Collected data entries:
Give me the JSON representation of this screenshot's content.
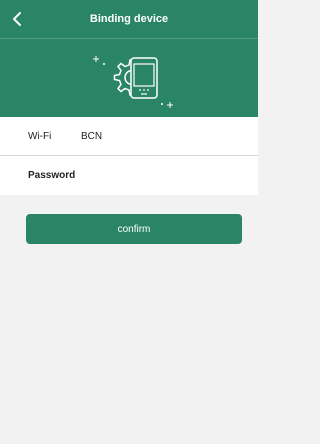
{
  "header": {
    "title": "Binding device",
    "back_icon": "chevron-left-icon",
    "hero_icon": "phone-gear-icon",
    "bg_color": "#2a8566"
  },
  "form": {
    "wifi": {
      "label": "Wi-Fi",
      "value": "BCN"
    },
    "password": {
      "label": "Password",
      "value": ""
    }
  },
  "actions": {
    "confirm_label": "confirm",
    "accent_color": "#2a8566"
  }
}
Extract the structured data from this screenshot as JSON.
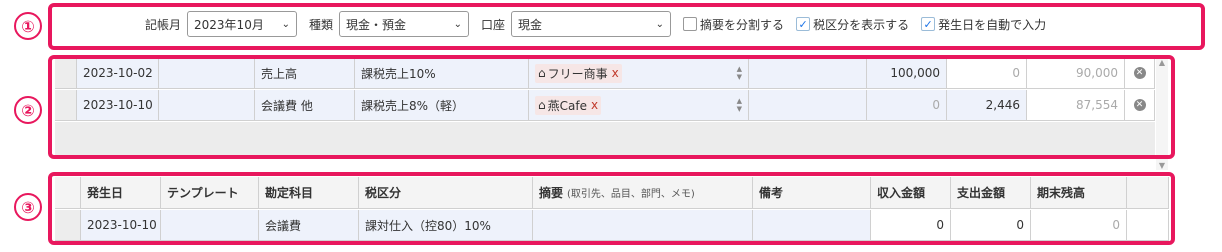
{
  "markers": [
    "①",
    "②",
    "③"
  ],
  "toolbar": {
    "month_label": "記帳月",
    "month_value": "2023年10月",
    "kind_label": "種類",
    "kind_value": "現金・預金",
    "account_label": "口座",
    "account_value": "現金",
    "split_summary_label": "摘要を分割する",
    "split_summary_checked": false,
    "show_tax_label": "税区分を表示する",
    "show_tax_checked": true,
    "auto_date_label": "発生日を自動で入力",
    "auto_date_checked": true
  },
  "entries": [
    {
      "date": "2023-10-02",
      "template": "",
      "account": "売上高",
      "tax": "課税売上10%",
      "partner": "フリー商事",
      "income": "100,000",
      "expense": "0",
      "balance": "90,000"
    },
    {
      "date": "2023-10-10",
      "template": "",
      "account": "会議費 他",
      "tax": "課税売上8%（軽）",
      "partner": "燕Cafe",
      "income": "0",
      "expense": "2,446",
      "balance": "87,554"
    }
  ],
  "form": {
    "headers": {
      "date": "発生日",
      "template": "テンプレート",
      "account": "勘定科目",
      "tax": "税区分",
      "summary": "摘要",
      "summary_note": "(取引先、品目、部門、メモ)",
      "remarks": "備考",
      "income": "収入金額",
      "expense": "支出金額",
      "balance": "期末残高"
    },
    "row": {
      "date": "2023-10-10",
      "template": "",
      "account": "会議費",
      "tax": "課対仕入（控80）10%",
      "summary": "",
      "remarks": "",
      "income": "0",
      "expense": "0",
      "balance": "0"
    }
  },
  "icons": {
    "tag": "home-icon",
    "delete": "close-circle-icon",
    "dropdown": "chevron-down-icon"
  }
}
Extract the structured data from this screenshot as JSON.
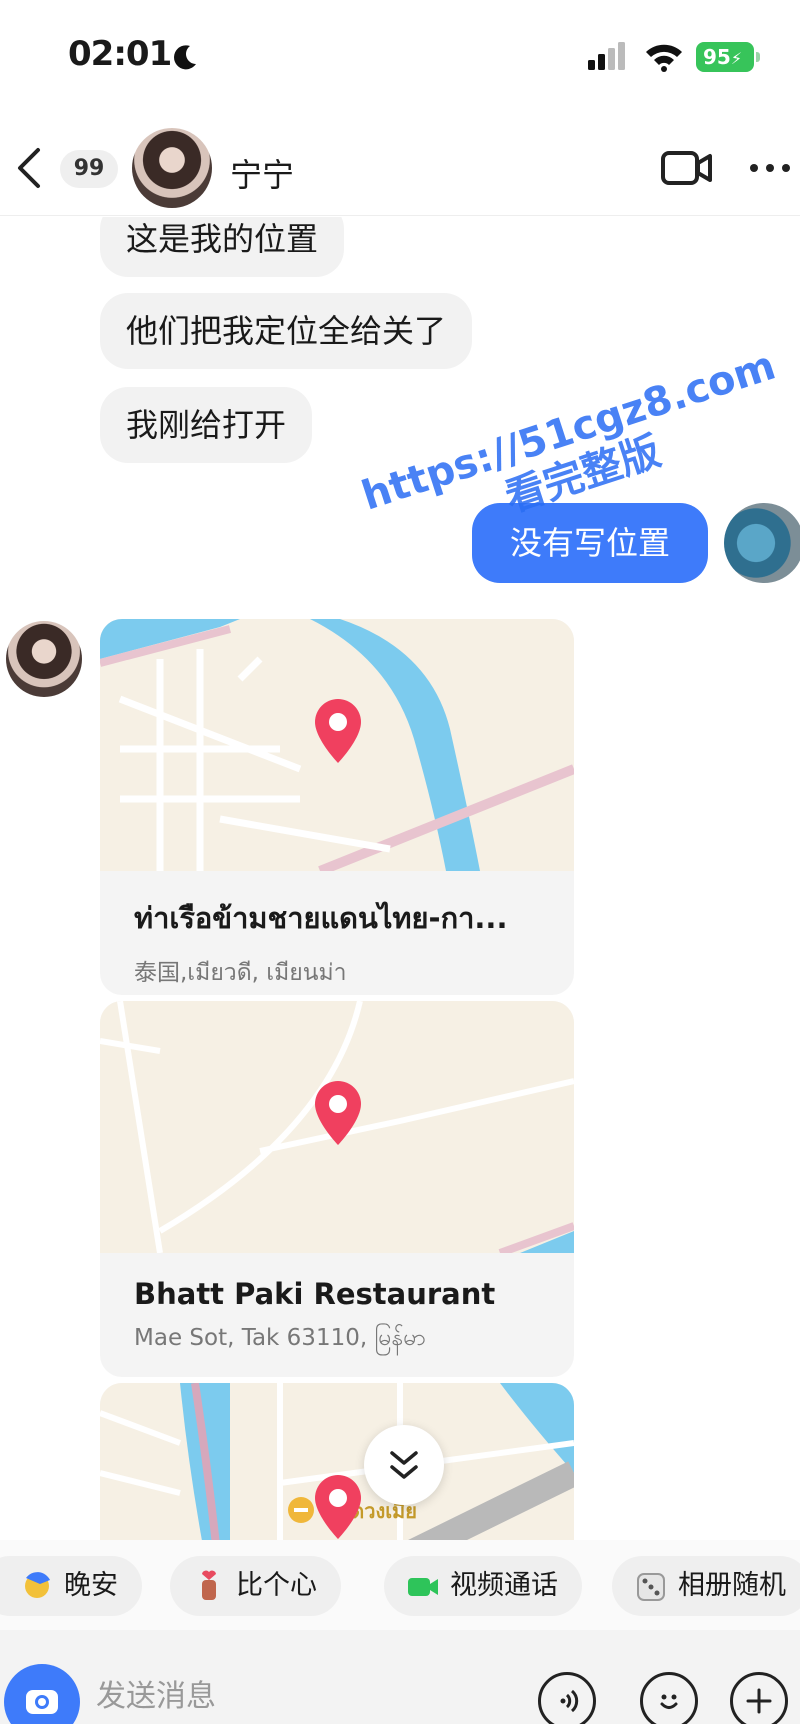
{
  "status_bar": {
    "time": "02:01",
    "battery": "95"
  },
  "header": {
    "unread_count": "99",
    "contact_name": "宁宁"
  },
  "messages": {
    "in_1": "这是我的位置",
    "in_2": "他们把我定位全给关了",
    "in_3": "我刚给打开",
    "out_1": "没有写位置"
  },
  "locations": [
    {
      "name": "ท่าเรือข้ามชายแดนไทย-กา...",
      "address": "泰国,เมียวดี, เมียนม่า"
    },
    {
      "name": "Bhatt Paki Restaurant",
      "address": "Mae Sot, Tak 63110, မြန်မာ"
    },
    {
      "name": "",
      "address": "",
      "map_label": "าดวงเมีย"
    }
  ],
  "watermark": {
    "line1": "https://51cgz8.com",
    "line2": "看完整版"
  },
  "quick_replies": [
    {
      "label": "晚安",
      "icon": "moon-face-icon"
    },
    {
      "label": "比个心",
      "icon": "heart-gesture-icon"
    },
    {
      "label": "视频通话",
      "icon": "video-camera-icon"
    },
    {
      "label": "相册随机",
      "icon": "dice-icon"
    }
  ],
  "input": {
    "placeholder": "发送消息"
  },
  "colors": {
    "accent": "#3e7bfa",
    "pin": "#f0405f",
    "river": "#7ccbee",
    "map_bg": "#f6f0e4"
  }
}
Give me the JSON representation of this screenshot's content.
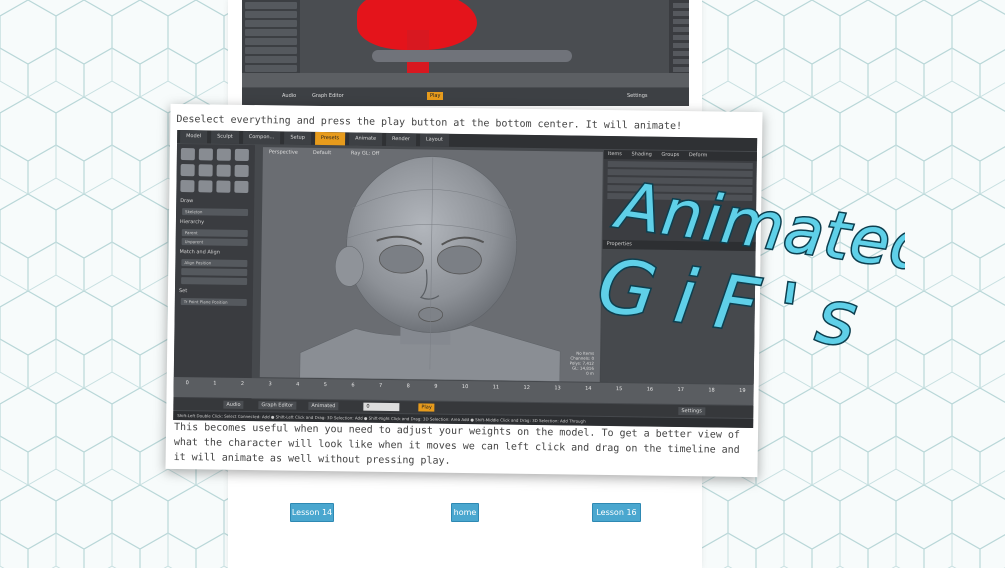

DIRECTION:
What is needed is an exact reproduction of the data, pictures excluded.

EXPECTED OUTPUT:
Give me the JSON representation of this screenshot's content.
{
  "header": {
    "title": "Binding device",
    "back_icon": "chevron-left-icon",
    "hero_icon": "phone-gear-icon",
    "bg_color": "#2a8566"
  },
  "form": {
    "wifi": {
      "label": "Wi-Fi",
      "value": "BCN"
    },
    "password": {
      "label": "Password",
      "value": ""
    }
  },
  "actions": {
    "confirm_label": "confirm",
    "accent_color": "#2a8566"
  }
}
Extract the structured data from this screenshot as JSON.
{
  "markers": [
    "①",
    "②",
    "③"
  ],
  "toolbar": {
    "month_label": "記帳月",
    "month_value": "2023年10月",
    "kind_label": "種類",
    "kind_value": "現金・預金",
    "account_label": "口座",
    "account_value": "現金",
    "split_summary_label": "摘要を分割する",
    "split_summary_checked": false,
    "show_tax_label": "税区分を表示する",
    "show_tax_checked": true,
    "auto_date_label": "発生日を自動で入力",
    "auto_date_checked": true
  },
  "entries": [
    {
      "date": "2023-10-02",
      "template": "",
      "account": "売上高",
      "tax": "課税売上10%",
      "partner": "フリー商事",
      "income": "100,000",
      "expense": "0",
      "balance": "90,000"
    },
    {
      "date": "2023-10-10",
      "template": "",
      "account": "会議費 他",
      "tax": "課税売上8%（軽）",
      "partner": "燕Cafe",
      "income": "0",
      "expense": "2,446",
      "balance": "87,554"
    }
  ],
  "form": {
    "headers": {
      "date": "発生日",
      "template": "テンプレート",
      "account": "勘定科目",
      "tax": "税区分",
      "summary": "摘要",
      "summary_note": "(取引先、品目、部門、メモ)",
      "remarks": "備考",
      "income": "収入金額",
      "expense": "支出金額",
      "balance": "期末残高"
    },
    "row": {
      "date": "2023-10-10",
      "template": "",
      "account": "会議費",
      "tax": "課対仕入（控80）10%",
      "summary": "",
      "remarks": "",
      "income": "0",
      "expense": "0",
      "balance": "0"
    }
  },
  "icons": {
    "tag": "home-icon",
    "delete": "close-circle-icon",
    "dropdown": "chevron-down-icon"
  }
}
Extract the structured data from this screenshot as JSON.
{
  "status_bar": {
    "time": "02:01",
    "battery": "95"
  },
  "header": {
    "unread_count": "99",
    "contact_name": "宁宁"
  },
  "messages": {
    "in_1": "这是我的位置",
    "in_2": "他们把我定位全给关了",
    "in_3": "我刚给打开",
    "out_1": "没有写位置"
  },
  "locations": [
    {
      "name": "ท่าเรือข้ามชายแดนไทย-กา...",
      "address": "泰国,เมียวดี, เมียนม่า"
    },
    {
      "name": "Bhatt Paki Restaurant",
      "address": "Mae Sot, Tak 63110, မြန်မာ"
    },
    {
      "name": "",
      "address": "",
      "map_label": "าดวงเมีย"
    }
  ],
  "watermark": {
    "line1": "https://51cgz8.com",
    "line2": "看完整版"
  },
  "quick_replies": [
    {
      "label": "晚安",
      "icon": "moon-face-icon"
    },
    {
      "label": "比个心",
      "icon": "heart-gesture-icon"
    },
    {
      "label": "视频通话",
      "icon": "video-camera-icon"
    },
    {
      "label": "相册随机",
      "icon": "dice-icon"
    }
  ],
  "input": {
    "placeholder": "发送消息"
  },
  "colors": {
    "accent": "#3e7bfa",
    "pin": "#f0405f",
    "river": "#7ccbee",
    "map_bg": "#f6f0e4"
  }
}
Give me the JSON representation of this screenshot's content.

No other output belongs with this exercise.